▸ **DO THIS**
Where a line holds "color", copy it.
— Begin —
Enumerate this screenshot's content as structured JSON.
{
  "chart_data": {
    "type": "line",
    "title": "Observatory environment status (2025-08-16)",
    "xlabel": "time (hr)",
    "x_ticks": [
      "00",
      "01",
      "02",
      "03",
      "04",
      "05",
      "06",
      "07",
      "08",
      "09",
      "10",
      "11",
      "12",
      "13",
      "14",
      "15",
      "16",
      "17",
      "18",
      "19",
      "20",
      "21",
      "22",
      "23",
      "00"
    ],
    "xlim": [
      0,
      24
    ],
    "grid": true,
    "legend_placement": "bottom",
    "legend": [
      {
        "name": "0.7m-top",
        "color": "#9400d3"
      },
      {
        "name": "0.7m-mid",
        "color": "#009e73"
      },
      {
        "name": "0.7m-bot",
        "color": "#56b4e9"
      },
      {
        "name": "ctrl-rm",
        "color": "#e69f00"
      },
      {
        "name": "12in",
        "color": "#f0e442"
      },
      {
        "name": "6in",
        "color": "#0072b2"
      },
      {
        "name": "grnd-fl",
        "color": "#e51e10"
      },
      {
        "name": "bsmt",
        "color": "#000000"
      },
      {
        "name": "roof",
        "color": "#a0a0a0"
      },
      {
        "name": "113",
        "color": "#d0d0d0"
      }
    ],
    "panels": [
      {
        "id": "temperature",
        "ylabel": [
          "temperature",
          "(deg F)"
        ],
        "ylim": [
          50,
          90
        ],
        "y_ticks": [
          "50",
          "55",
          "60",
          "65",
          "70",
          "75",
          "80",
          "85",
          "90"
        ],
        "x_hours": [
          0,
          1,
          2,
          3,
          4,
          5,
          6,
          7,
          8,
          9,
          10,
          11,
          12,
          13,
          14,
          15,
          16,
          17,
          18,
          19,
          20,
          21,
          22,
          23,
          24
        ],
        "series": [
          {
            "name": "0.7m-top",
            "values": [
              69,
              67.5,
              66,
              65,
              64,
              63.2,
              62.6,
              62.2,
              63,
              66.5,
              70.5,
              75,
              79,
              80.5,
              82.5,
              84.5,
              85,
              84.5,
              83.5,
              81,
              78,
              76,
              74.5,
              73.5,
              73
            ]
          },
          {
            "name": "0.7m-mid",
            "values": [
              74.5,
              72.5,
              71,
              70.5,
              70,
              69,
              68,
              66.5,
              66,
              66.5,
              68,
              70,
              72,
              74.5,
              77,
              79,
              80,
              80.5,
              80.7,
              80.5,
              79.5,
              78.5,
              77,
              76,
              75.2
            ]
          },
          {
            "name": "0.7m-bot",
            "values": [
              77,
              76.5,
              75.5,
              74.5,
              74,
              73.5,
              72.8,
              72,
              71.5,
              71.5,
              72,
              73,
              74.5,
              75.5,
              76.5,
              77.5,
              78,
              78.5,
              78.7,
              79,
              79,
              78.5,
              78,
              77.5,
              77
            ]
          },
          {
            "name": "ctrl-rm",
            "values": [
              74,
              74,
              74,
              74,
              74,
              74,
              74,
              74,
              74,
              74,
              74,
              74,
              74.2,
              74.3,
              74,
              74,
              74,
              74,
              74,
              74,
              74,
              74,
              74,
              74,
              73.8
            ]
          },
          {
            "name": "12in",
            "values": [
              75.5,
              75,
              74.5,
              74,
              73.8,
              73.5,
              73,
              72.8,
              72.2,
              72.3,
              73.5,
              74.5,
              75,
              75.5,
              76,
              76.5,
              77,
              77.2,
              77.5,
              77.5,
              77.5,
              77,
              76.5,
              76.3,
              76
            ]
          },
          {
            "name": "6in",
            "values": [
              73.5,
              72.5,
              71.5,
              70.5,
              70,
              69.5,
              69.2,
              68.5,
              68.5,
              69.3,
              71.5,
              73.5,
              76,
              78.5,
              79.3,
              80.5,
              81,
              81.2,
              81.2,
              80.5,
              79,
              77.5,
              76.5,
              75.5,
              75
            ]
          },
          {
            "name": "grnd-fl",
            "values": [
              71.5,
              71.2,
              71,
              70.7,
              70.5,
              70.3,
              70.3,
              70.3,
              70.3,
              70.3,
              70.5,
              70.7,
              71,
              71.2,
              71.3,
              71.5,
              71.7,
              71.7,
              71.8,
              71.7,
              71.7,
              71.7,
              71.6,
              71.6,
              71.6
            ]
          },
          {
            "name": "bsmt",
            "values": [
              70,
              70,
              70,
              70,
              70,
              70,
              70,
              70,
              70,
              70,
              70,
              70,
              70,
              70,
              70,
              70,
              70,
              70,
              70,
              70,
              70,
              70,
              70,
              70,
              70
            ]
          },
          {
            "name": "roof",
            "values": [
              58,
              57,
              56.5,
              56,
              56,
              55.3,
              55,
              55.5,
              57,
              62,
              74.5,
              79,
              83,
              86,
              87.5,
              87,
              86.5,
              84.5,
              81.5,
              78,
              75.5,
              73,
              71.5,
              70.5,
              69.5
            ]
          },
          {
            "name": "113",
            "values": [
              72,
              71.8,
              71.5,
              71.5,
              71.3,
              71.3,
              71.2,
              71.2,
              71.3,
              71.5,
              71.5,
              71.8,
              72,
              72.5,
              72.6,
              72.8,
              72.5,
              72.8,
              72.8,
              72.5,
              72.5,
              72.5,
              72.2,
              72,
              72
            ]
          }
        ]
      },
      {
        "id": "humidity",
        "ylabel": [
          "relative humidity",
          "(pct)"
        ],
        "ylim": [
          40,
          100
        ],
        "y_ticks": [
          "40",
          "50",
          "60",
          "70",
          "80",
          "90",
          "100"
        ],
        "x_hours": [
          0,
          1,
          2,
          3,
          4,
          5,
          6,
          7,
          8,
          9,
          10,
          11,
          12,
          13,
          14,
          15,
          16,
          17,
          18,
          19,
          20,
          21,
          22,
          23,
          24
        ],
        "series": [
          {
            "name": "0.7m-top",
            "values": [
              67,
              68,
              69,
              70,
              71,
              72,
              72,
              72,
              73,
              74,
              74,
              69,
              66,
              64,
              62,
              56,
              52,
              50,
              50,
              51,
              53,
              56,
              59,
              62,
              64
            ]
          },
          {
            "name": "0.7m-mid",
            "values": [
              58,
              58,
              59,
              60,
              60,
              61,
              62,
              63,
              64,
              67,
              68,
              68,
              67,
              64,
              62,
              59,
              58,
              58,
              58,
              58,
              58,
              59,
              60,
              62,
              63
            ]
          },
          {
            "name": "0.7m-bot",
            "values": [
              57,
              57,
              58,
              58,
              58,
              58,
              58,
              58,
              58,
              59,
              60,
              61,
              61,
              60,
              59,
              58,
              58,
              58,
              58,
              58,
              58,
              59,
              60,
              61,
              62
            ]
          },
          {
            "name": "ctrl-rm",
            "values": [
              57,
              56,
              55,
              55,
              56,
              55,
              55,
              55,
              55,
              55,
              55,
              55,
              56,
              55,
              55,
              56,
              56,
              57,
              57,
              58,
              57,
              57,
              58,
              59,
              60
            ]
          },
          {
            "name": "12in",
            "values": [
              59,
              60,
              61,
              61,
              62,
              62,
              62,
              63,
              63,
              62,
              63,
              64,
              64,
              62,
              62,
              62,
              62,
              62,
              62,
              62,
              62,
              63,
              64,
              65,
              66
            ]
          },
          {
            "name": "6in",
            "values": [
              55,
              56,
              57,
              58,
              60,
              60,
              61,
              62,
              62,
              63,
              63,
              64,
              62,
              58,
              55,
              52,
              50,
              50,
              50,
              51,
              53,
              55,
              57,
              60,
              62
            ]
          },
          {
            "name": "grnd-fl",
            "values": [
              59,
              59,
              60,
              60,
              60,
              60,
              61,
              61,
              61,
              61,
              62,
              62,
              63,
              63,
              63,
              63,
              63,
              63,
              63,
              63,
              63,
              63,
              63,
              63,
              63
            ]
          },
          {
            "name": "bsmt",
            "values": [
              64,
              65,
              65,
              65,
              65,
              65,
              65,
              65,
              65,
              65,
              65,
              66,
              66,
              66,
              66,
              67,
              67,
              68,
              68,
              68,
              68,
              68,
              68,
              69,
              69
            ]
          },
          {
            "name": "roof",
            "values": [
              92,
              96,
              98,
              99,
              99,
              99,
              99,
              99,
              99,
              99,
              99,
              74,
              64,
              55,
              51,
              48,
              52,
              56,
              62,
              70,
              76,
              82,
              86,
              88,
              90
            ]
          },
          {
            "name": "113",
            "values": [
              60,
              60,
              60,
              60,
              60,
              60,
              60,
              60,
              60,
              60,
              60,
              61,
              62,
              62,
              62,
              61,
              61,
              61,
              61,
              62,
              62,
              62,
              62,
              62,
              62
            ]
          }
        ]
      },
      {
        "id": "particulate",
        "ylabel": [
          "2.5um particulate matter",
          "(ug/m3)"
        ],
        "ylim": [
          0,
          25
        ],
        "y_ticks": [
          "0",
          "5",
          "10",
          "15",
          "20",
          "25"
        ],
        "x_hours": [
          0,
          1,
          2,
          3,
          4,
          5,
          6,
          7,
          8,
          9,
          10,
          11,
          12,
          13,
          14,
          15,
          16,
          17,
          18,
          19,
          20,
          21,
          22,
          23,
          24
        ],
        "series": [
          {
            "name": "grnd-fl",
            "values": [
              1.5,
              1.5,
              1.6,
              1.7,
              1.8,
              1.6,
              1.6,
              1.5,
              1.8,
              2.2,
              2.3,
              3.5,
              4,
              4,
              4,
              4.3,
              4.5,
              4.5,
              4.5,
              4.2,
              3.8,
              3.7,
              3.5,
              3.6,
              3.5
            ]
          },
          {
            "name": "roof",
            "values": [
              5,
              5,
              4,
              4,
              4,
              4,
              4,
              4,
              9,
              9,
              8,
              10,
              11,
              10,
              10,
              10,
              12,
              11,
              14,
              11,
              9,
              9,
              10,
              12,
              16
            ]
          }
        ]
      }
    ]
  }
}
— End —
▸ **REPLY TO THE EXERCISE**
        "color": "#9400d3"
        "color": "#009e73"
        "color": "#56b4e9"
        "color": "#e69f00"
        "color": "#f0e442"
        "color": "#0072b2"
        "color": "#e51e10"
        "color": "#000000"
        "color": "#a0a0a0"
        "color": "#d0d0d0"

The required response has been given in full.